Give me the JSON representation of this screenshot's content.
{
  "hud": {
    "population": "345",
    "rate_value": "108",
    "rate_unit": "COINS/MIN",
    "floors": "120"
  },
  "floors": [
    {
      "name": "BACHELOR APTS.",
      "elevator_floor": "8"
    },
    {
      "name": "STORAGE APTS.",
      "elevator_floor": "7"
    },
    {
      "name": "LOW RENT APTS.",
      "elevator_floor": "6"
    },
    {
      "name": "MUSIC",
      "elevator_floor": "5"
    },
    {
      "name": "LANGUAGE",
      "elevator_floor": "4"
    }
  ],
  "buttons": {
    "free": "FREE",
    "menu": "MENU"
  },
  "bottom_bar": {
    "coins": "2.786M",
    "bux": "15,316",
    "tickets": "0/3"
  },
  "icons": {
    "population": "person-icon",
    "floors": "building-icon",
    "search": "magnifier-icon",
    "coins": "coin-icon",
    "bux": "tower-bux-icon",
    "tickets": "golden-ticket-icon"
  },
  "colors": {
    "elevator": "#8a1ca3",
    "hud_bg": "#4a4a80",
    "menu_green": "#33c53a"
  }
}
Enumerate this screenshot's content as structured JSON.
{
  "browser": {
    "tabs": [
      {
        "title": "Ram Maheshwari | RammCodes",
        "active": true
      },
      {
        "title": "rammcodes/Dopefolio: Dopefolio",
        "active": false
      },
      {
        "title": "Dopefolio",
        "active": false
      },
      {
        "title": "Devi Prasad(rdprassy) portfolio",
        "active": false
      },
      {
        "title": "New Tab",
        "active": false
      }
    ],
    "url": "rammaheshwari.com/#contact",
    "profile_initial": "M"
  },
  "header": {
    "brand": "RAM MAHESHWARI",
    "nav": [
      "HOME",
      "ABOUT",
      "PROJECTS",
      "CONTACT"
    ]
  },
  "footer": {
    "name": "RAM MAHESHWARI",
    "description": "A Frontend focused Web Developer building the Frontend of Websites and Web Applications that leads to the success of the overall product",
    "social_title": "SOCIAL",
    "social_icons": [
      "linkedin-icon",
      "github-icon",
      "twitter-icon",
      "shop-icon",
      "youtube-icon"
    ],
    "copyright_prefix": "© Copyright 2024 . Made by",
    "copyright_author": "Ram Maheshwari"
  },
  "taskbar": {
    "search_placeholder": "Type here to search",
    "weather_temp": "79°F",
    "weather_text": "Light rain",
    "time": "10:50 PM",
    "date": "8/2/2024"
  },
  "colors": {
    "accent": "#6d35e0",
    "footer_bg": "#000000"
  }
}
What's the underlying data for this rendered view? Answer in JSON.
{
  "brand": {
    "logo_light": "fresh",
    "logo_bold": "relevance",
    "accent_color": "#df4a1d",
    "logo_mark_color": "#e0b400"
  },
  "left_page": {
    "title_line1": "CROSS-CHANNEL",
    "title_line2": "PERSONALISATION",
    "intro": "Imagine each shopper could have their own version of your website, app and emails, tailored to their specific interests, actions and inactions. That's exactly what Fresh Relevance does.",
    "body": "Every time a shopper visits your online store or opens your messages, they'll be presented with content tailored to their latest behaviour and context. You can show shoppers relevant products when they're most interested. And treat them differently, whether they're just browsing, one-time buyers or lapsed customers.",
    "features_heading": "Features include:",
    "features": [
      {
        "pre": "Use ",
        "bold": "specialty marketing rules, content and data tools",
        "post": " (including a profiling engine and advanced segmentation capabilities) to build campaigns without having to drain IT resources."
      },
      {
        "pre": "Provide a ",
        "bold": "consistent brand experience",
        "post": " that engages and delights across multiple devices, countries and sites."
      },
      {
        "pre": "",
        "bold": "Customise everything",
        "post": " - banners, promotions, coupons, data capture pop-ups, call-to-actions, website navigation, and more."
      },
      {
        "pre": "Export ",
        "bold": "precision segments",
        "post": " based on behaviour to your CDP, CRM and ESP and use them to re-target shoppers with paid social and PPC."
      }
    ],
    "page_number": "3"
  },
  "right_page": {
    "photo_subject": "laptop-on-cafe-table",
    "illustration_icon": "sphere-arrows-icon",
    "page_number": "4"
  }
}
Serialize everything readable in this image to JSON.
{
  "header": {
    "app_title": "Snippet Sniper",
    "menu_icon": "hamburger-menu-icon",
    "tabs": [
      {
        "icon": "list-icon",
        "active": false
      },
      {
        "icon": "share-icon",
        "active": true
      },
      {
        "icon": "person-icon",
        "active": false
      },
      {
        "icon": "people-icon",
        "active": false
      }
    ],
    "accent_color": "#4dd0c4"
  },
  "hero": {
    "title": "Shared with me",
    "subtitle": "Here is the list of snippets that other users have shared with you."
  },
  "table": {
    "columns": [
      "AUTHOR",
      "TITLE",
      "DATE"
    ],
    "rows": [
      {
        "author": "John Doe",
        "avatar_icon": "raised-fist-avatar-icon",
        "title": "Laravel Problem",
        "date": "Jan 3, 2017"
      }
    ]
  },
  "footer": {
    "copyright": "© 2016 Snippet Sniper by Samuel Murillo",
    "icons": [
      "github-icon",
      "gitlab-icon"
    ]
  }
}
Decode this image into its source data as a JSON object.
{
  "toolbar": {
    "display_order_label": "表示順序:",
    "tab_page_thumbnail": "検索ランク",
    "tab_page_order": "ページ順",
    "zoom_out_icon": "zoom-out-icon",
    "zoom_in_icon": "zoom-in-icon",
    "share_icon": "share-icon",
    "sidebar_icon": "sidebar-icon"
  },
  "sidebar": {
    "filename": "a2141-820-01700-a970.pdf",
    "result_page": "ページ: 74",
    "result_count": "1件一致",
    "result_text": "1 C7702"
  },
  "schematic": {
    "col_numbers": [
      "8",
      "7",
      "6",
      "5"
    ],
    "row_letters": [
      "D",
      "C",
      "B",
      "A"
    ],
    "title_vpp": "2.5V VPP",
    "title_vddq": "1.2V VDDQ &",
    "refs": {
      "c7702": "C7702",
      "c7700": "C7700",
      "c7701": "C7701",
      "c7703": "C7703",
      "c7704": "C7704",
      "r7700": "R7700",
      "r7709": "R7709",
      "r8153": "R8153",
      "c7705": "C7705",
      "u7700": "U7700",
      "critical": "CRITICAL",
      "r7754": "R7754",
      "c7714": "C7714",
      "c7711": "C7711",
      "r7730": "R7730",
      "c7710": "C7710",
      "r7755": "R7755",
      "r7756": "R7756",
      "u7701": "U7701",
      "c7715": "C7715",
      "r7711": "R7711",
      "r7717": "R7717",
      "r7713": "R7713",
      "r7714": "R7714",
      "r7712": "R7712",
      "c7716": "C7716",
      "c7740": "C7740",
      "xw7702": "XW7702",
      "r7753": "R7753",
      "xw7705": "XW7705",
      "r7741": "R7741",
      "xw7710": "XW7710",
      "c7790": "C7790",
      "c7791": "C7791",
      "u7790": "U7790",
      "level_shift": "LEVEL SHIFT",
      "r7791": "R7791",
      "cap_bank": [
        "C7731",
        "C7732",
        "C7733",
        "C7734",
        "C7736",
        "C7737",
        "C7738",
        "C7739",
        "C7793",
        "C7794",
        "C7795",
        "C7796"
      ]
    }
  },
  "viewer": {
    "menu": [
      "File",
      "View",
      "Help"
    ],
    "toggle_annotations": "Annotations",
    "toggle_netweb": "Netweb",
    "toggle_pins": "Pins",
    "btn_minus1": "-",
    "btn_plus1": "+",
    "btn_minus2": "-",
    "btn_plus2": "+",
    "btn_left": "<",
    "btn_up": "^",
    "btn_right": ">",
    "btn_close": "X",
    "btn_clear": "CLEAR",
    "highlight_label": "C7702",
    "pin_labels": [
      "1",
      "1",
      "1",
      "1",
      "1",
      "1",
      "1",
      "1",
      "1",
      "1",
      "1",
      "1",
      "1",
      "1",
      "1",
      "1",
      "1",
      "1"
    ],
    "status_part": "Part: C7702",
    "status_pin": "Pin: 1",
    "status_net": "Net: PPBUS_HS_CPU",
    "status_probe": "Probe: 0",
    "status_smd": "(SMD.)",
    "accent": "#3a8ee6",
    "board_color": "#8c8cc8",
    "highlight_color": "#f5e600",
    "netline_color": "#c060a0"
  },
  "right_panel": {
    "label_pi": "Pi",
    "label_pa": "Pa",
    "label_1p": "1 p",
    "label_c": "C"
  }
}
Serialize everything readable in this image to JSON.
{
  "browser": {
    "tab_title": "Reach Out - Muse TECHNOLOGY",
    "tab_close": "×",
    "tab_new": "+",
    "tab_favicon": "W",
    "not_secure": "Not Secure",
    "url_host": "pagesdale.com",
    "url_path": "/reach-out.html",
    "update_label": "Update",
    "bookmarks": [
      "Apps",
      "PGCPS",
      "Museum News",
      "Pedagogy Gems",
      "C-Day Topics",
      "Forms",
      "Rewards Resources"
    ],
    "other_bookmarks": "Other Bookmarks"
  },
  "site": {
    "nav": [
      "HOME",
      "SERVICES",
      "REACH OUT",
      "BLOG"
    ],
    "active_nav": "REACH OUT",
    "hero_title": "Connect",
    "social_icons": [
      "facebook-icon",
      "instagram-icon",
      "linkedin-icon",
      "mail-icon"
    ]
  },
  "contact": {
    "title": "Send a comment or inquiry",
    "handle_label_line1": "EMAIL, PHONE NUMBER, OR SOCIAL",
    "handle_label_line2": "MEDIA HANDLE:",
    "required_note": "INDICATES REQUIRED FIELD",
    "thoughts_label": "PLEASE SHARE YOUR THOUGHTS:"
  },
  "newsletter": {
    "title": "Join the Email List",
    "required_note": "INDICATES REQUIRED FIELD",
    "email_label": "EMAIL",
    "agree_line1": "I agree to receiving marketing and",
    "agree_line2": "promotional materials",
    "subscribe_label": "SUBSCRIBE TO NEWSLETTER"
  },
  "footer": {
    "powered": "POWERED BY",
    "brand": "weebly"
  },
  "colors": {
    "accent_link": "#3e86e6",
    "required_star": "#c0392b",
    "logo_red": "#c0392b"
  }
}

> [Task goal] Leave out every line without the string "building" and copy the rest.

> [Answer below]
    "floors": "building-icon",
    "description": "A Frontend focused Web Developer building the Frontend of Websites and Web Applications that leads to the success of the overall product",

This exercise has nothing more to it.